### Goal
Output every line of the items below word for word, leaving out the pictures.

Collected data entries
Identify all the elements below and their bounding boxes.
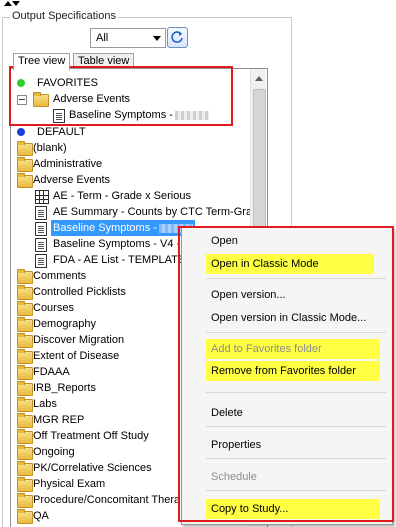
document-icon: [35, 222, 47, 236]
refresh-button[interactable]: [167, 27, 188, 48]
selected-item-text: Baseline Symptoms -: [53, 222, 157, 234]
tree-node-label: Physical Exam: [33, 478, 106, 490]
tree-node-label: FDA - AE List - TEMPLATE: [53, 254, 186, 266]
collapse-up-icon[interactable]: [4, 1, 12, 6]
scroll-up-button[interactable]: [253, 73, 264, 84]
tree-node-label: Ongoing: [33, 446, 75, 458]
tree-node-label: Baseline Symptoms - V4 - T: [53, 238, 190, 250]
tree-node-label: IRB_Reports: [33, 382, 96, 394]
tree-node-label: Administrative: [33, 158, 103, 170]
favorites-annotation-box: [9, 66, 233, 126]
default-dot-icon: [17, 128, 25, 136]
collapse-down-icon[interactable]: [12, 1, 20, 6]
tree-node-label: Comments: [33, 270, 87, 282]
document-icon: [35, 206, 47, 220]
tree-node-label: Procedure/Concomitant Thera: [33, 494, 181, 506]
tree-node-label: QA: [33, 510, 49, 522]
document-icon: [35, 238, 47, 252]
tree-node-label: Demography: [33, 318, 96, 330]
tree-node-label: Courses: [33, 302, 74, 314]
tree-node-label: AE - Term - Grade x Serious: [53, 190, 191, 202]
group-title: Output Specifications: [10, 10, 118, 22]
table-icon: [35, 190, 49, 204]
chevron-down-icon: [153, 36, 161, 41]
tree-node-label: AE Summary - Counts by CTC Term-Grade: [53, 206, 265, 218]
document-icon: [35, 254, 47, 268]
tree-node-label: Labs: [33, 398, 57, 410]
context-menu-annotation-box: [178, 226, 394, 522]
tree-node-default[interactable]: DEFAULT: [13, 124, 243, 140]
panel-collapse-bar[interactable]: [0, 0, 396, 8]
filter-dropdown[interactable]: All: [90, 28, 166, 48]
tab-tree-view[interactable]: Tree view: [13, 53, 71, 70]
tree-node-label: (blank): [33, 142, 67, 154]
tree-node-label: PK/Correlative Sciences: [33, 462, 152, 474]
tree-node-label: Controlled Picklists: [33, 286, 126, 298]
tree-node-label: Adverse Events: [33, 174, 111, 186]
tree-node-label: Discover Migration: [33, 334, 125, 346]
refresh-icon: [171, 31, 183, 43]
scroll-up-icon: [255, 76, 263, 81]
tree-node-label: Off Treatment Off Study: [33, 430, 149, 442]
tree-node-label: DEFAULT: [37, 126, 86, 138]
filter-value: All: [96, 32, 109, 44]
tree-node-label: MGR REP: [33, 414, 85, 426]
tree-node-label: Baseline Symptoms -: [51, 220, 195, 236]
tree-node-label: FDAAA: [33, 366, 70, 378]
tree-node-label: Extent of Disease: [33, 350, 120, 362]
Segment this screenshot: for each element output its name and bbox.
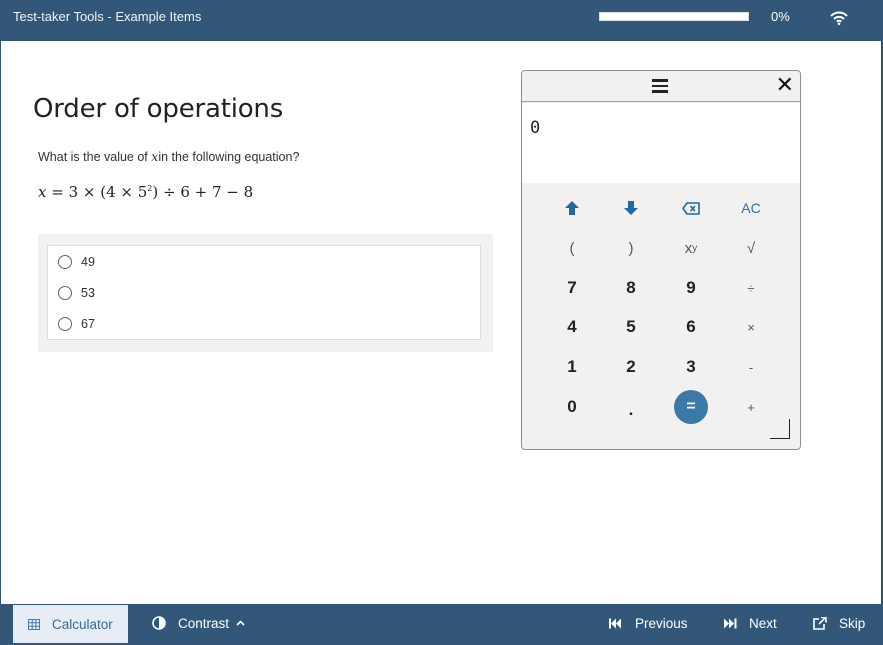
header-bar: Test-taker Tools - Example Items 0% <box>0 0 883 41</box>
external-link-icon <box>813 616 827 630</box>
display-value: 0 <box>530 118 541 138</box>
progress-bar <box>599 12 749 21</box>
digit-4-button[interactable]: 4 <box>552 310 592 344</box>
choice-option-2[interactable]: 53 <box>58 283 95 303</box>
multiply-button[interactable]: × <box>731 310 771 344</box>
calculator-grid-icon <box>28 618 40 630</box>
contrast-tool-label: Contrast <box>178 615 230 631</box>
digit-3-button[interactable]: 3 <box>671 350 711 384</box>
power-base: x <box>684 239 693 257</box>
progress-label: 0% <box>771 9 790 24</box>
radio-button[interactable] <box>58 255 72 269</box>
left-paren-button[interactable]: ( <box>552 231 592 265</box>
calculator-window: ✕ 0 AC ( ) xy √ 7 8 9 ÷ 4 5 6 × 1 2 3 - <box>521 70 801 450</box>
next-button[interactable]: Next <box>723 604 777 642</box>
digit-6-button[interactable]: 6 <box>671 310 711 344</box>
fast-forward-icon <box>723 618 737 629</box>
calculator-tool-label: Calculator <box>52 616 113 632</box>
equation-part1: = 3 × (4 × 5 <box>46 183 148 201</box>
choice-option-3[interactable]: 67 <box>58 314 95 334</box>
digit-9-button[interactable]: 9 <box>671 271 711 305</box>
all-clear-button[interactable]: AC <box>731 191 771 225</box>
radio-button[interactable] <box>58 317 72 331</box>
subtract-button[interactable]: - <box>731 350 771 384</box>
choice-label: 53 <box>81 286 95 300</box>
answer-choices-list: 49 53 67 <box>47 245 481 340</box>
calculator-tool-button[interactable]: Calculator <box>13 605 128 643</box>
backspace-button[interactable] <box>671 191 711 225</box>
add-button[interactable]: + <box>731 390 771 424</box>
rewind-icon <box>609 618 623 629</box>
contrast-icon <box>152 616 166 630</box>
history-down-button[interactable] <box>611 191 651 225</box>
calculator-titlebar[interactable]: ✕ <box>522 71 800 102</box>
equation-part2: ) ÷ 6 + 7 − 8 <box>152 183 254 201</box>
right-paren-button[interactable]: ) <box>611 231 651 265</box>
equals-button[interactable]: = <box>671 390 711 424</box>
chevron-up-icon <box>236 620 245 626</box>
digit-7-button[interactable]: 7 <box>552 271 592 305</box>
equation: x = 3 × (4 × 52) ÷ 6 + 7 − 8 <box>38 183 253 201</box>
divide-button[interactable]: ÷ <box>731 271 771 305</box>
power-button[interactable]: xy <box>671 231 711 265</box>
hamburger-menu-icon[interactable] <box>652 79 668 93</box>
sqrt-button[interactable]: √ <box>731 231 771 265</box>
down-arrow-icon <box>624 201 638 215</box>
backspace-icon <box>682 201 700 215</box>
prompt-text-after: in the following equation? <box>158 150 300 164</box>
digit-0-button[interactable]: 0 <box>552 390 592 424</box>
prompt-text-before: What is the value of <box>38 150 152 164</box>
close-icon[interactable]: ✕ <box>776 74 794 98</box>
skip-label: Skip <box>839 615 866 631</box>
history-up-button[interactable] <box>552 191 592 225</box>
answer-choices-panel: 49 53 67 <box>38 234 493 352</box>
previous-label: Previous <box>635 615 688 631</box>
digit-8-button[interactable]: 8 <box>611 271 651 305</box>
choice-label: 67 <box>81 317 95 331</box>
contrast-tool-button[interactable]: Contrast <box>152 604 245 642</box>
wifi-icon <box>830 11 848 25</box>
choice-option-1[interactable]: 49 <box>58 252 95 272</box>
question-title: Order of operations <box>33 94 284 124</box>
digit-5-button[interactable]: 5 <box>611 310 651 344</box>
footer-toolbar: Calculator Contrast Previous Next Skip <box>0 604 883 645</box>
radio-button[interactable] <box>58 286 72 300</box>
equals-label: = <box>674 390 708 424</box>
up-arrow-icon <box>565 201 579 215</box>
digit-1-button[interactable]: 1 <box>552 350 592 384</box>
power-exponent: y <box>692 242 698 254</box>
calculator-display: 0 <box>522 103 800 183</box>
previous-button[interactable]: Previous <box>609 604 688 642</box>
skip-button[interactable]: Skip <box>813 604 865 642</box>
next-label: Next <box>749 615 777 631</box>
resize-handle[interactable] <box>770 419 790 439</box>
app-title: Test-taker Tools - Example Items <box>13 9 202 24</box>
choice-label: 49 <box>81 255 95 269</box>
decimal-button[interactable]: . <box>611 393 651 427</box>
digit-2-button[interactable]: 2 <box>611 350 651 384</box>
question-prompt: What is the value of xin the following e… <box>38 149 299 164</box>
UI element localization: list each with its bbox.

### Solution
Identify all the elements below and their bounding boxes.
document-icon: [35, 222, 47, 236]
refresh-button[interactable]: [167, 27, 188, 48]
selected-item-text: Baseline Symptoms -: [53, 222, 157, 234]
tree-node-label: Physical Exam: [33, 478, 106, 490]
tree-node-label: FDA - AE List - TEMPLATE: [53, 254, 186, 266]
collapse-up-icon[interactable]: [4, 1, 12, 6]
scroll-up-button[interactable]: [253, 73, 264, 84]
tree-node-label: Ongoing: [33, 446, 75, 458]
tree-node-label: Baseline Symptoms - V4 - T: [53, 238, 190, 250]
tree-node-label: IRB_Reports: [33, 382, 96, 394]
tree-node-label: Administrative: [33, 158, 103, 170]
favorites-annotation-box: [9, 66, 233, 126]
default-dot-icon: [17, 128, 25, 136]
collapse-down-icon[interactable]: [12, 1, 20, 6]
tree-node-label: Comments: [33, 270, 87, 282]
document-icon: [35, 206, 47, 220]
tree-node-label: Procedure/Concomitant Thera: [33, 494, 181, 506]
tree-node-label: QA: [33, 510, 49, 522]
document-icon: [35, 238, 47, 252]
tree-node-label: Demography: [33, 318, 96, 330]
tree-node-label: Courses: [33, 302, 74, 314]
tree-node-label: AE - Term - Grade x Serious: [53, 190, 191, 202]
group-title: Output Specifications: [10, 10, 118, 22]
table-icon: [35, 190, 49, 204]
chevron-down-icon: [153, 36, 161, 41]
tree-node-label: AE Summary - Counts by CTC Term-Grade: [53, 206, 265, 218]
document-icon: [35, 254, 47, 268]
tree-node-label: Labs: [33, 398, 57, 410]
context-menu-annotation-box: [178, 226, 394, 522]
tree-node-default[interactable]: DEFAULT: [13, 124, 243, 140]
panel-collapse-bar[interactable]: [0, 0, 396, 8]
filter-dropdown[interactable]: All: [90, 28, 166, 48]
tab-tree-view[interactable]: Tree view: [13, 53, 71, 70]
tree-node-label: (blank): [33, 142, 67, 154]
tree-node-label: PK/Correlative Sciences: [33, 462, 152, 474]
tree-node-label: Controlled Picklists: [33, 286, 126, 298]
tree-node-label: Adverse Events: [33, 174, 111, 186]
tree-node-label: Discover Migration: [33, 334, 125, 346]
refresh-icon: [171, 31, 183, 43]
scroll-up-icon: [255, 76, 263, 81]
tree-node-label: Off Treatment Off Study: [33, 430, 149, 442]
tree-node-label: DEFAULT: [37, 126, 86, 138]
filter-value: All: [96, 32, 109, 44]
tree-node-label: MGR REP: [33, 414, 85, 426]
tree-node-label: Baseline Symptoms -: [51, 220, 195, 236]
tree-node-label: FDAAA: [33, 366, 70, 378]
tree-node-label: Extent of Disease: [33, 350, 120, 362]
Segment this screenshot: for each element output its name and bbox.
header-bar: Test-taker Tools - Example Items 0% <box>0 0 883 41</box>
external-link-icon <box>813 616 827 630</box>
display-value: 0 <box>530 118 541 138</box>
progress-bar <box>599 12 749 21</box>
digit-4-button[interactable]: 4 <box>552 310 592 344</box>
choice-option-2[interactable]: 53 <box>58 283 95 303</box>
multiply-button[interactable]: × <box>731 310 771 344</box>
calculator-grid-icon <box>28 618 40 630</box>
contrast-tool-label: Contrast <box>178 615 230 631</box>
digit-3-button[interactable]: 3 <box>671 350 711 384</box>
power-base: x <box>684 239 693 257</box>
progress-label: 0% <box>771 9 790 24</box>
radio-button[interactable] <box>58 255 72 269</box>
left-paren-button[interactable]: ( <box>552 231 592 265</box>
calculator-window: ✕ 0 AC ( ) xy √ 7 8 9 ÷ 4 5 6 × 1 2 3 - <box>521 70 801 450</box>
next-button[interactable]: Next <box>723 604 777 642</box>
digit-6-button[interactable]: 6 <box>671 310 711 344</box>
fast-forward-icon <box>723 618 737 629</box>
calculator-tool-label: Calculator <box>52 616 113 632</box>
equation-part1: = 3 × (4 × 5 <box>46 183 148 201</box>
choice-option-3[interactable]: 67 <box>58 314 95 334</box>
digit-9-button[interactable]: 9 <box>671 271 711 305</box>
all-clear-button[interactable]: AC <box>731 191 771 225</box>
radio-button[interactable] <box>58 317 72 331</box>
subtract-button[interactable]: - <box>731 350 771 384</box>
choice-label: 53 <box>81 286 95 300</box>
answer-choices-list: 49 53 67 <box>47 245 481 340</box>
calculator-tool-button[interactable]: Calculator <box>13 605 128 643</box>
backspace-button[interactable] <box>671 191 711 225</box>
add-button[interactable]: + <box>731 390 771 424</box>
rewind-icon <box>609 618 623 629</box>
contrast-icon <box>152 616 166 630</box>
history-down-button[interactable] <box>611 191 651 225</box>
calculator-titlebar[interactable]: ✕ <box>522 71 800 102</box>
equation-part2: ) ÷ 6 + 7 − 8 <box>152 183 254 201</box>
right-paren-button[interactable]: ) <box>611 231 651 265</box>
equals-button[interactable]: = <box>671 390 711 424</box>
chevron-up-icon <box>236 620 245 626</box>
digit-7-button[interactable]: 7 <box>552 271 592 305</box>
equation: x = 3 × (4 × 52) ÷ 6 + 7 − 8 <box>38 183 253 201</box>
divide-button[interactable]: ÷ <box>731 271 771 305</box>
power-button[interactable]: xy <box>671 231 711 265</box>
hamburger-menu-icon[interactable] <box>652 79 668 93</box>
sqrt-button[interactable]: √ <box>731 231 771 265</box>
down-arrow-icon <box>624 201 638 215</box>
backspace-icon <box>682 201 700 215</box>
prompt-text-after: in the following equation? <box>158 150 300 164</box>
digit-0-button[interactable]: 0 <box>552 390 592 424</box>
prompt-text-before: What is the value of <box>38 150 152 164</box>
close-icon[interactable]: ✕ <box>776 74 794 98</box>
skip-label: Skip <box>839 615 866 631</box>
history-up-button[interactable] <box>552 191 592 225</box>
answer-choices-panel: 49 53 67 <box>38 234 493 352</box>
previous-label: Previous <box>635 615 688 631</box>
digit-8-button[interactable]: 8 <box>611 271 651 305</box>
choice-label: 67 <box>81 317 95 331</box>
contrast-tool-button[interactable]: Contrast <box>152 604 245 642</box>
wifi-icon <box>830 11 848 25</box>
choice-option-1[interactable]: 49 <box>58 252 95 272</box>
question-title: Order of operations <box>33 94 284 124</box>
digit-5-button[interactable]: 5 <box>611 310 651 344</box>
footer-toolbar: Calculator Contrast Previous Next Skip <box>0 604 883 645</box>
radio-button[interactable] <box>58 286 72 300</box>
equals-label: = <box>674 390 708 424</box>
up-arrow-icon <box>565 201 579 215</box>
digit-1-button[interactable]: 1 <box>552 350 592 384</box>
power-exponent: y <box>692 242 698 254</box>
calculator-display: 0 <box>522 103 800 183</box>
previous-button[interactable]: Previous <box>609 604 688 642</box>
skip-button[interactable]: Skip <box>813 604 865 642</box>
next-label: Next <box>749 615 777 631</box>
resize-handle[interactable] <box>770 419 790 439</box>
app-title: Test-taker Tools - Example Items <box>13 9 202 24</box>
choice-label: 49 <box>81 255 95 269</box>
decimal-button[interactable]: . <box>611 393 651 427</box>
digit-2-button[interactable]: 2 <box>611 350 651 384</box>
question-prompt: What is the value of xin the following e… <box>38 149 299 164</box>
UI element localization: list each with its bbox.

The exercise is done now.